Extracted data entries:
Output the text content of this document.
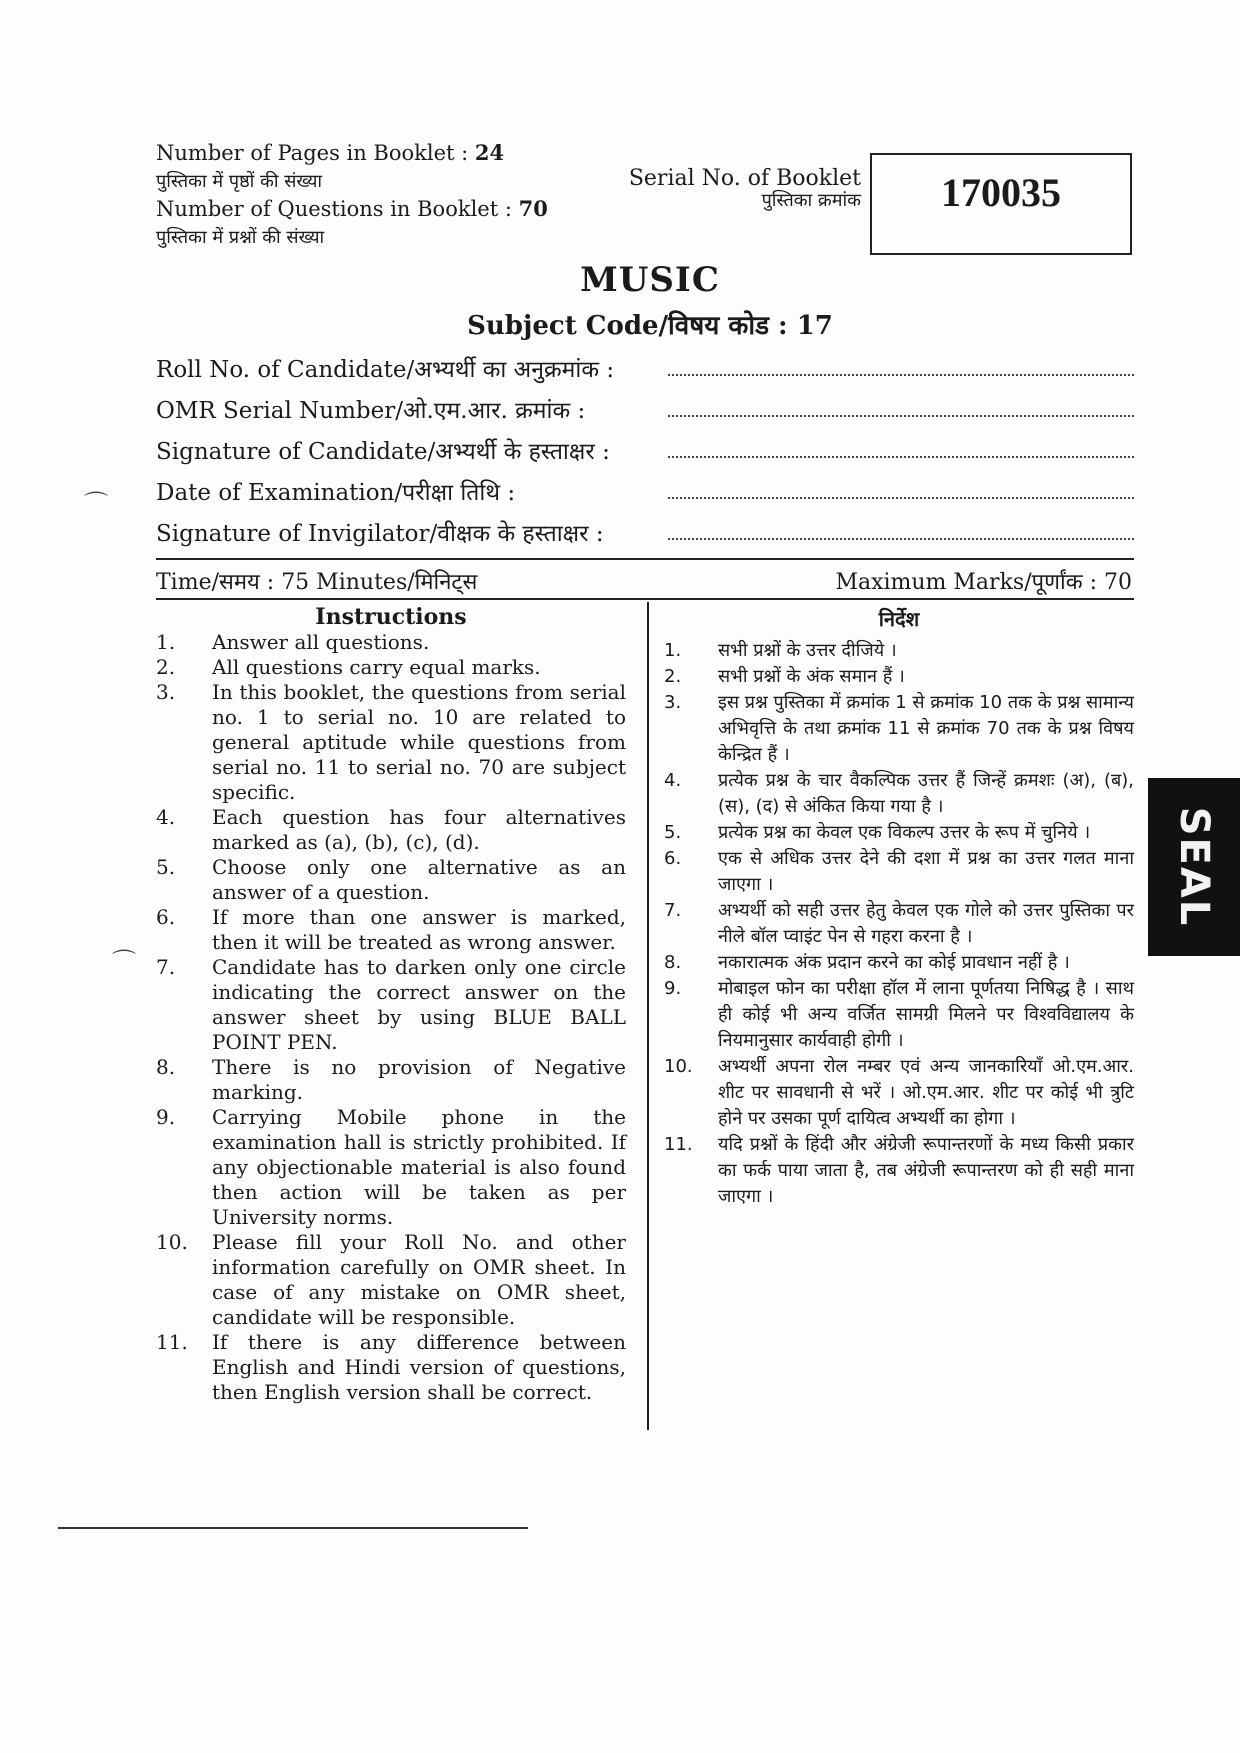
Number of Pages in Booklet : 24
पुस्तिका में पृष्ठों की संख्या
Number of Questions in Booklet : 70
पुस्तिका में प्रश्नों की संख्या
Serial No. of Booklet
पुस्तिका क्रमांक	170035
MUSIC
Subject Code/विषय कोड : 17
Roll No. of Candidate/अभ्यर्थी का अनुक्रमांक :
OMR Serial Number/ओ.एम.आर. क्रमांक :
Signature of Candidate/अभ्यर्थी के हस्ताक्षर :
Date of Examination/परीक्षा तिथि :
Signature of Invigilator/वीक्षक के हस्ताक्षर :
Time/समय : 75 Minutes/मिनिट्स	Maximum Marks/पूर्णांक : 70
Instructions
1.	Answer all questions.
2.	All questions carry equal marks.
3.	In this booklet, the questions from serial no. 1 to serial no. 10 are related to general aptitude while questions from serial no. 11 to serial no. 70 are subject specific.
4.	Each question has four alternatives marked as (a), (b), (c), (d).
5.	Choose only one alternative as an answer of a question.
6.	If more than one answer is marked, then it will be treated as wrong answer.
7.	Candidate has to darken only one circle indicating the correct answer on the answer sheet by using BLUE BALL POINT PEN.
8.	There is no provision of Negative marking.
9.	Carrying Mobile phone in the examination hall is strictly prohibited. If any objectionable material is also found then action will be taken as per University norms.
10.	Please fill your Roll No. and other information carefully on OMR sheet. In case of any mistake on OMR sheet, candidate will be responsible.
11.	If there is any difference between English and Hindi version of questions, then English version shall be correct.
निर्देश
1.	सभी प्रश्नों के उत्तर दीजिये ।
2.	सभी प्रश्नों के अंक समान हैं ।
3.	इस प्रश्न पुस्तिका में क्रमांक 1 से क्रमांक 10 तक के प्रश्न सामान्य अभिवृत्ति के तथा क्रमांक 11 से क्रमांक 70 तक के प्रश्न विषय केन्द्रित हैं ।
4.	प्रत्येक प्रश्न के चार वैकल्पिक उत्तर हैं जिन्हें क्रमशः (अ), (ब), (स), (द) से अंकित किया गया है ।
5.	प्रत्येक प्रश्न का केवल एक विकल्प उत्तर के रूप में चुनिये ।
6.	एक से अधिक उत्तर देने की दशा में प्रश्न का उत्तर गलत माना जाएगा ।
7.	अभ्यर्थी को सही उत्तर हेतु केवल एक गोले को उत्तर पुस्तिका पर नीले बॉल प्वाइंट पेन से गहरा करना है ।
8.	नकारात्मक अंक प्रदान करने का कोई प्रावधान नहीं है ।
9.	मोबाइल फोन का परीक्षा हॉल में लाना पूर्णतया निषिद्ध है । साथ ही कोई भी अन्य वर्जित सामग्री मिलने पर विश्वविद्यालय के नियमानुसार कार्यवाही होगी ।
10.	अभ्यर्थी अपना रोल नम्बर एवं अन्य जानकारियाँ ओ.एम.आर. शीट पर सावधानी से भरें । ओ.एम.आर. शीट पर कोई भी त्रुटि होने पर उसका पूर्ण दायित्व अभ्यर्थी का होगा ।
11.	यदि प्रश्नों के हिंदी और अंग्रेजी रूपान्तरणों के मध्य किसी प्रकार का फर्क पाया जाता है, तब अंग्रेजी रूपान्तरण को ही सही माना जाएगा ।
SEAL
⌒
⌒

* * *

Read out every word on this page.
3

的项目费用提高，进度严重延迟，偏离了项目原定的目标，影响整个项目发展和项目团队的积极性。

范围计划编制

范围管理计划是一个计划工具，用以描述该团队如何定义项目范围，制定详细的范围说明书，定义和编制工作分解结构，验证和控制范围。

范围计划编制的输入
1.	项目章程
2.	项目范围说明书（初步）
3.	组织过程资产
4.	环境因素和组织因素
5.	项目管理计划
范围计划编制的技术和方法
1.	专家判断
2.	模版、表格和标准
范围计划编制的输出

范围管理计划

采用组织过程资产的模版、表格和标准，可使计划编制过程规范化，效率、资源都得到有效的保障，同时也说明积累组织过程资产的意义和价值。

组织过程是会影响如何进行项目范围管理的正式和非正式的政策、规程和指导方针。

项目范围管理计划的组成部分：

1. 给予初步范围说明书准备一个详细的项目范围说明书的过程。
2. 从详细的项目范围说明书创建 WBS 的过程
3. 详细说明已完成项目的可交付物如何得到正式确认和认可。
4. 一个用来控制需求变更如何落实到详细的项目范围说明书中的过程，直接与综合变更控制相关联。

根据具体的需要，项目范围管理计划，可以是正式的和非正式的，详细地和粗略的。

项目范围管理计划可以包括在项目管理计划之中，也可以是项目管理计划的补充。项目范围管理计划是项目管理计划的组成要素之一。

Exercise goal:
Return each line with "correct".

Exercise answer:
7.	Candidate has to darken only one circle indicating the correct answer on the answer sheet by using BLUE BALL POINT PEN.
11.	If there is any difference between English and Hindi version of questions, then English version shall be correct.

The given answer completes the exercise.